___ PROVIDED INFORMATION
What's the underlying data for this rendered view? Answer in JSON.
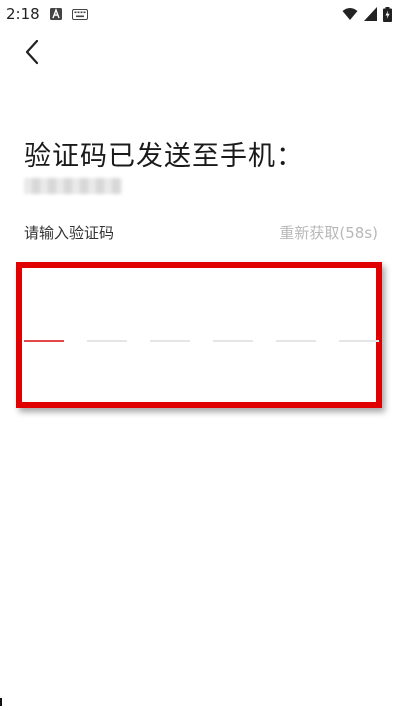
{
  "status_bar": {
    "time": "2:18",
    "icons": [
      "a-notification-icon",
      "keyboard-icon"
    ],
    "right_icons": [
      "wifi-icon",
      "signal-icon",
      "battery-charging-icon"
    ]
  },
  "header": {
    "back_icon": "chevron-left-icon"
  },
  "verify": {
    "title": "验证码已发送至手机：",
    "phone_number_masked": true,
    "prompt": "请输入验证码",
    "resend_label": "重新获取(58s)"
  },
  "code_input": {
    "length": 6,
    "active_index": 0,
    "highlight_color": "#e00000",
    "active_slot_color": "#e34848",
    "inactive_slot_color": "#e5e5e5"
  },
  "colors": {
    "text": "#1a1a1a",
    "muted": "#b8b8b8"
  }
}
______
• [REQUIREMENTS]: Do not copy the pictures, but repeat every line exactly.

• [RESPONSE TO THIS TASK]:
What's the underlying data for this rendered view? Answer in JSON.
{
  "status_bar": {
    "time": "2:18",
    "icons": [
      "a-notification-icon",
      "keyboard-icon"
    ],
    "right_icons": [
      "wifi-icon",
      "signal-icon",
      "battery-charging-icon"
    ]
  },
  "header": {
    "back_icon": "chevron-left-icon"
  },
  "verify": {
    "title": "验证码已发送至手机：",
    "phone_number_masked": true,
    "prompt": "请输入验证码",
    "resend_label": "重新获取(58s)"
  },
  "code_input": {
    "length": 6,
    "active_index": 0,
    "highlight_color": "#e00000",
    "active_slot_color": "#e34848",
    "inactive_slot_color": "#e5e5e5"
  },
  "colors": {
    "text": "#1a1a1a",
    "muted": "#b8b8b8"
  }
}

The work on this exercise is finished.